** start Extract **

# Is he **** footed? Rideable?



## Dreamcatcher5 (May 15, 2012)

I recently found out about "**** footed" horses and with dread I noticed that Syd, my sister's new gelding had feet that looked very similar. :-(
Here is a picture of him when he's being ridden. His hooves needed a trim then, and now his legs look a bit better but still.
Click pic to enlarge.

And one where he's being led. They still look like that now when he walks on the paddock. 


So.....what do you think? Here are my questions for you

1) Is he **** footed?
2) if so, to what degree? Mild? Severe?
3) What is the most amount and level of work he could do? 
4) is there a way to support his legs other than boots?

Here's info about him:
-He's 15hh 
- his rider weighs 35 kgs 
- he is 16 years old 
- he is a little bit overweight, but not really. 
- he is a Standardbred
- he hadn't been properly ridden for 4 years before we did.

** end Extract **
** start Supplied information **

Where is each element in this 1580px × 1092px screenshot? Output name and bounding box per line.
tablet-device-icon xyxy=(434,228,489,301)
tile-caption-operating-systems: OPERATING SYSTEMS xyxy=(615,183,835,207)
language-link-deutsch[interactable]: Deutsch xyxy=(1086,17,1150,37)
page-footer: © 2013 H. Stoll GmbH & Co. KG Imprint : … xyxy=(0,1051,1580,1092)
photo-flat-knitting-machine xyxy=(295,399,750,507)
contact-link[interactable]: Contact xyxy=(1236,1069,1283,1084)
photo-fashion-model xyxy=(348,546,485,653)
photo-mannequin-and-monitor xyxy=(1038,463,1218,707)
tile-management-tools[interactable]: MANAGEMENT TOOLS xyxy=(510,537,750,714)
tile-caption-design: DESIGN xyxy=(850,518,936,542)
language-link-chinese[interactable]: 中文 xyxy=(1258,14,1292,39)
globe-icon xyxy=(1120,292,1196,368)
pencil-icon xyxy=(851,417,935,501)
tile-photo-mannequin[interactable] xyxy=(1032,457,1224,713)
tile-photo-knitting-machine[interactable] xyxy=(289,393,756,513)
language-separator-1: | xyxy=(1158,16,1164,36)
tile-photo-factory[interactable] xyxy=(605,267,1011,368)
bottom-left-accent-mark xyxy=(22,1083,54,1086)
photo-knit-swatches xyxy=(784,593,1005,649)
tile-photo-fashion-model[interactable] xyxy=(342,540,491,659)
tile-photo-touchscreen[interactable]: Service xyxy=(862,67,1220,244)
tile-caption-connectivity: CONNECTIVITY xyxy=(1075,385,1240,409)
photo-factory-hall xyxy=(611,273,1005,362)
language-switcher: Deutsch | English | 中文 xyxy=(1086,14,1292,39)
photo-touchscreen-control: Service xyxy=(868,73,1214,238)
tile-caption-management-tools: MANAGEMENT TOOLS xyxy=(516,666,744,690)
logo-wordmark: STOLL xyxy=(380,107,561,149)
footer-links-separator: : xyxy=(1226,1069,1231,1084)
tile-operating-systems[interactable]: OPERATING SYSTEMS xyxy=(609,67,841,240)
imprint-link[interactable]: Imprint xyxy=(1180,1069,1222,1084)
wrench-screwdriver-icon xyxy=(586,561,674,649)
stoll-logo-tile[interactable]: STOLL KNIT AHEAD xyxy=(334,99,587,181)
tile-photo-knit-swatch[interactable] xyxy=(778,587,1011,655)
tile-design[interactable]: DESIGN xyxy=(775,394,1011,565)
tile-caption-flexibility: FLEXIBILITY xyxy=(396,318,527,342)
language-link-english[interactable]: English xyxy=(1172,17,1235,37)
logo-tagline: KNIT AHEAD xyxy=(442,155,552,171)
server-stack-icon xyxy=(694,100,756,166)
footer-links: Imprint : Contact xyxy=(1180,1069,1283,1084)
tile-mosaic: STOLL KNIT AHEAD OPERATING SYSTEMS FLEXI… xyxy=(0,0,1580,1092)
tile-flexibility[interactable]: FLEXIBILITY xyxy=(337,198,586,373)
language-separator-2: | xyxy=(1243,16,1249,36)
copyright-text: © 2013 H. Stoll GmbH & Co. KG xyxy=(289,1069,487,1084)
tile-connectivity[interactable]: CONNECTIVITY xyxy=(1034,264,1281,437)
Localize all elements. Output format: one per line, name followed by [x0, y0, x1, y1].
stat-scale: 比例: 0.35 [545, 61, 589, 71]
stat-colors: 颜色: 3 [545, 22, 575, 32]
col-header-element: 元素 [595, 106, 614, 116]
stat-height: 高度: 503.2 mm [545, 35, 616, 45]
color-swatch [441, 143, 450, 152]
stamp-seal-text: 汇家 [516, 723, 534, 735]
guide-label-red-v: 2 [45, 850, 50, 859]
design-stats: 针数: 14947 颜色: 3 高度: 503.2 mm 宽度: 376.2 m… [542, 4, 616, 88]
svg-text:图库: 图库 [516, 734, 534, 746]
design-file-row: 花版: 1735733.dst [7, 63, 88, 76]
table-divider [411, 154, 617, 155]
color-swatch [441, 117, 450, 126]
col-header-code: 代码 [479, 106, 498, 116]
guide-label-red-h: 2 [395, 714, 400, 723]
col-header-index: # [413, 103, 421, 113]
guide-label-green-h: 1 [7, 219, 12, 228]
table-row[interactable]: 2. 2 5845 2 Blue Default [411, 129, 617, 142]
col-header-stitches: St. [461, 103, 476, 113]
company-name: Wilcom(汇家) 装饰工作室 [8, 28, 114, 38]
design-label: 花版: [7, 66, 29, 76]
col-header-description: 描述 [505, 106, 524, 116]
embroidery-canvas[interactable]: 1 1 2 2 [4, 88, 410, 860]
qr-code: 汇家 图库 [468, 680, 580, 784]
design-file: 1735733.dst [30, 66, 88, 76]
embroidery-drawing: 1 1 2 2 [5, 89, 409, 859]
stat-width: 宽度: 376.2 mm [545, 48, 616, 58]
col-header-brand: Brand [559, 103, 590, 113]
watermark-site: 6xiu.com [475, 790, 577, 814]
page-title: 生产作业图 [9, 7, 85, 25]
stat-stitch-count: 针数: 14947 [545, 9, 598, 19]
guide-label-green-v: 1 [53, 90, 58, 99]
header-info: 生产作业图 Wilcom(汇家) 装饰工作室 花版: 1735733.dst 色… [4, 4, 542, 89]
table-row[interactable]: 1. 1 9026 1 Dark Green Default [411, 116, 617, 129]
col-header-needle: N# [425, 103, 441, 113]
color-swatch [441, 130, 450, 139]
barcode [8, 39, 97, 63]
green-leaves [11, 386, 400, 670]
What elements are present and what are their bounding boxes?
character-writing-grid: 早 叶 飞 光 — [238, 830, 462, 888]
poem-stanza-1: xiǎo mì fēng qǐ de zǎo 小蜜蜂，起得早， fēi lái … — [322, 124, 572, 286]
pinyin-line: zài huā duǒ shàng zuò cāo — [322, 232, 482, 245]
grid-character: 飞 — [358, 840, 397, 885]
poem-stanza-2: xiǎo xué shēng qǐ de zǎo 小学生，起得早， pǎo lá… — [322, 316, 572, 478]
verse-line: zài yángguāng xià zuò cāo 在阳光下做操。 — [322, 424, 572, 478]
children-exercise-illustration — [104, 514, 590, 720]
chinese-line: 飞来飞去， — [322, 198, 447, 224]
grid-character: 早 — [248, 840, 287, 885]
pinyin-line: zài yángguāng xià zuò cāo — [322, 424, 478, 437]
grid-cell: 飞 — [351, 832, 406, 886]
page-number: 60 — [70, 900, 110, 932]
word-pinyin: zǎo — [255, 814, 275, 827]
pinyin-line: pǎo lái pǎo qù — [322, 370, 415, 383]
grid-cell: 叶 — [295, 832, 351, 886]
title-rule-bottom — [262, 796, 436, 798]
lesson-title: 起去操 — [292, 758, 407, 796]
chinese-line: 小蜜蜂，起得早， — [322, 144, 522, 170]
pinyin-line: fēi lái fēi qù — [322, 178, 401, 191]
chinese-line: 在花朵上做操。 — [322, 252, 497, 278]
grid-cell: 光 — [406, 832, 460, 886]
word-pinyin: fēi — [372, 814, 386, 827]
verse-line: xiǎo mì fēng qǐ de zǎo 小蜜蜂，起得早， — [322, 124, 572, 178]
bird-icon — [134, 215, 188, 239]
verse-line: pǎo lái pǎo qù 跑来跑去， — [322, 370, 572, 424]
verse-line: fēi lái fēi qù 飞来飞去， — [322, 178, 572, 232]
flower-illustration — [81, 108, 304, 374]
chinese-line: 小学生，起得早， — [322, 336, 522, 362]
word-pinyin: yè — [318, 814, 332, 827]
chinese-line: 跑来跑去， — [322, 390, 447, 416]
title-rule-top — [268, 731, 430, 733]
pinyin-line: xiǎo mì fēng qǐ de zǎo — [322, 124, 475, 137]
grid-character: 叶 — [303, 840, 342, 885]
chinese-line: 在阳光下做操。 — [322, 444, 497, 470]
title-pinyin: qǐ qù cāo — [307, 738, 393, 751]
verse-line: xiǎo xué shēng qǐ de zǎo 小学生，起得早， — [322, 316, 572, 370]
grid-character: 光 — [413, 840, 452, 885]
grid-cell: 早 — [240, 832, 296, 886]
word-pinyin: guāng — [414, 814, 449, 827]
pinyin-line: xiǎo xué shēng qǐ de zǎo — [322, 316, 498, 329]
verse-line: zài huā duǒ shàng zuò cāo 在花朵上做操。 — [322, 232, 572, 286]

** end Supplied information **

Quote the forum post about the gelding's feet in full, word for word. The rows have no connection to the forum post about the gelding's feet.

# Is he **** footed? Rideable?



## Dreamcatcher5 (May 15, 2012)

I recently found out about "**** footed" horses and with dread I noticed that Syd, my sister's new gelding had feet that looked very similar. :-(
Here is a picture of him when he's being ridden. His hooves needed a trim then, and now his legs look a bit better but still.
Click pic to enlarge.

And one where he's being led. They still look like that now when he walks on the paddock. 


So.....what do you think? Here are my questions for you

1) Is he **** footed?
2) if so, to what degree? Mild? Severe?
3) What is the most amount and level of work he could do? 
4) is there a way to support his legs other than boots?

Here's info about him:
-He's 15hh 
- his rider weighs 35 kgs 
- he is 16 years old 
- he is a little bit overweight, but not really. 
- he is a Standardbred
- he hadn't been properly ridden for 4 years before we did.